What the exercise asks :: The text below about protecting architectural heritage names some of the ten World Heritage criteria. List every criterion it names.

Text ::
○ ○ ○ ○ ○ ○ ○

Similar to any form of tangible cultural property, architects, restorers, historic site and museum professionals always recommend involving a conservator before undertaking any major restoration projects on a site with architectural heritage significance. Additionally, many restoration projects require the involvement of a structural engineer to determine if the proposed modifications and treatments might negatively impact the structural integrity of the building or surrounding elements, or if additional building permits and inspections might be necessary before undertaking the work.

At the international level, the United Nations Educational, Scientific, and Cultural Organization administers the World Heritage Program to identify locations whose architectural or natural heritage, or some combination thereof, have outstanding universal value measured against a set of ten criteria, including representation of masterpieces of human creative genius, exhibiting important interchanges of human values, bearing a unique or at least exceptional testimony to a cultural tradition or civilization which is living or has disappeared, and being an outstanding example of a type of building, architectural, or technical ensemble or landscape which illustrates a significant stage in human history. Locations inscribed on the World Heritage List can be eligible to receive funds from the World Heritage Fund to help protect the architectural heritage sites, which is funded from voluntary and involuntary contributions from the state parties to the World Heritage Convention.

UNESCO World Heritage Program Emblem

Most nations have a mechanism to identify historic buildings and heritage sites of national or regional significance which should be protected from unauthorized demolition or alteration, such as the United States Department of the Interior's National Register of Historic Places. Additionally, some nations, such as the United Kingdom, further assign historic structures into categories based upon their historical and architectural significance, such as Historic England's grading of listed buildings. These grades and categories can help governments, planning and zoning organizations, grant distributors, historical societies, and property managers obtain the resources necessary to maintain and conserve buildings and structures of outstanding universal value, while allowing for some flexibility for modification and use of sites of lower historical significance.

○ ○ ○ ○ ○ ○ ○

Given records ::

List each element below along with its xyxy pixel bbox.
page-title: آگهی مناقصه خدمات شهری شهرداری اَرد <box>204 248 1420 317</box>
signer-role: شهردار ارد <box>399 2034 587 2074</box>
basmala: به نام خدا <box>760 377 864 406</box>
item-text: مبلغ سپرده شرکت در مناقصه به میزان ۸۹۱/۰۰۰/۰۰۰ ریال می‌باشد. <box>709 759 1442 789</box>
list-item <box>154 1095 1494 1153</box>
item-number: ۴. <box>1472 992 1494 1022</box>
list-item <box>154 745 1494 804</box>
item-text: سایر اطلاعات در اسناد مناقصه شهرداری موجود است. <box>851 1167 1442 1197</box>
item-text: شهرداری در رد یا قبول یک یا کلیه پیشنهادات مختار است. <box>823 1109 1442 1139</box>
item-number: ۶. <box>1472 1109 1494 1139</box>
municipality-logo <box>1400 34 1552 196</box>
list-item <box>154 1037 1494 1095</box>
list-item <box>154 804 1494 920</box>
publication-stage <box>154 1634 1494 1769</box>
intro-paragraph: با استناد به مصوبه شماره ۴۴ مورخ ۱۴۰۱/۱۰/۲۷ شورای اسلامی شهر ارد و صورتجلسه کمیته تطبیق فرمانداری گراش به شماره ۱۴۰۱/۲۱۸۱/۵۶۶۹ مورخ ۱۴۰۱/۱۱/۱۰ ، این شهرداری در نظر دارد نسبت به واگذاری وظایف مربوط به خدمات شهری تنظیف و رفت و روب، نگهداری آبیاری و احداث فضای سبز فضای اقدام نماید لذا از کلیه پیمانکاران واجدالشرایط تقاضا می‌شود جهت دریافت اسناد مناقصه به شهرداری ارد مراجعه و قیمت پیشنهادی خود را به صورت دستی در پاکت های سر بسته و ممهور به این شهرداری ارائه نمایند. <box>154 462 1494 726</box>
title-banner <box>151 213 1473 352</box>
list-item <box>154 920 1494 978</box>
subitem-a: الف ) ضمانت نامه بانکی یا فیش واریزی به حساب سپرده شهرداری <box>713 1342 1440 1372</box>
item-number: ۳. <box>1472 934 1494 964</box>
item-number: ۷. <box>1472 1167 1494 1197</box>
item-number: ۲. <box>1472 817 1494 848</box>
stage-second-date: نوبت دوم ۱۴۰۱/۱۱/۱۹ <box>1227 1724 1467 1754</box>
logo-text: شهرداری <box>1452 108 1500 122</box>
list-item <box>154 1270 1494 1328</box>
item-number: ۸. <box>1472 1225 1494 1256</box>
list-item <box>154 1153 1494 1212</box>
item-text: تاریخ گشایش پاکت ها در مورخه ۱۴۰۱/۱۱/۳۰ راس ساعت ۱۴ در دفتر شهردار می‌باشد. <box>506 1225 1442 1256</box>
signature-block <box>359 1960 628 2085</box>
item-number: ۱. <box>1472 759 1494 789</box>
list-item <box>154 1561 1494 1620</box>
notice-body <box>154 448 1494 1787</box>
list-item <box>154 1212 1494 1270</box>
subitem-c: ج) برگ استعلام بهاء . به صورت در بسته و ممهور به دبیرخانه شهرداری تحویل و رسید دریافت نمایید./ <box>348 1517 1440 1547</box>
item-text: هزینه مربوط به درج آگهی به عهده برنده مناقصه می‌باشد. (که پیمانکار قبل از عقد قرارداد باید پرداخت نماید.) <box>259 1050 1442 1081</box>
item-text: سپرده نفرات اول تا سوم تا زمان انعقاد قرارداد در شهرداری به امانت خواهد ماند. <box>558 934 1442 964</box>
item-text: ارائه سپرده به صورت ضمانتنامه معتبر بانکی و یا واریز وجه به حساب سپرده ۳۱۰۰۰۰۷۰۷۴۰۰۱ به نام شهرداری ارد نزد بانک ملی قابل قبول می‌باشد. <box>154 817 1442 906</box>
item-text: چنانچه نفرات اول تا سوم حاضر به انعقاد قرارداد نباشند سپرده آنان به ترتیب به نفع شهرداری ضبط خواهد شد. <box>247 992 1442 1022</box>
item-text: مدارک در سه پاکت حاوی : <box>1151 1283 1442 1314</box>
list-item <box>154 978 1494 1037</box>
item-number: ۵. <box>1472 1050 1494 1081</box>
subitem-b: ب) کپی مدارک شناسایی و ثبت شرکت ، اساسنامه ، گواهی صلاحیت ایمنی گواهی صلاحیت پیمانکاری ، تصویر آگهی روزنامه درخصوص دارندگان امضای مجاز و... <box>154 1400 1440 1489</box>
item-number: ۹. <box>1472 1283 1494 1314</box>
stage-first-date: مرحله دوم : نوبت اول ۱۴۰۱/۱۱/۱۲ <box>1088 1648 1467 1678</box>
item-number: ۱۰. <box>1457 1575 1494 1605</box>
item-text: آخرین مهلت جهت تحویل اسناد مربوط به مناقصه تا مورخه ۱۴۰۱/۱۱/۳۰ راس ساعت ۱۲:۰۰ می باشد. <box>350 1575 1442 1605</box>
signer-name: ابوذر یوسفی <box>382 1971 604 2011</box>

○ ○ ○ ○ ○ ○ ○

Solution to this problem ::
- Representation of masterpieces of human creative genius
- Exhibiting important interchanges of human values
- Bearing a unique or at least exceptional testimony to a cultural tradition or civilization which is living or has disappeared
- Being an outstanding example of a type of building, architectural, or technical ensemble or landscape which illustrates a significant stage in human history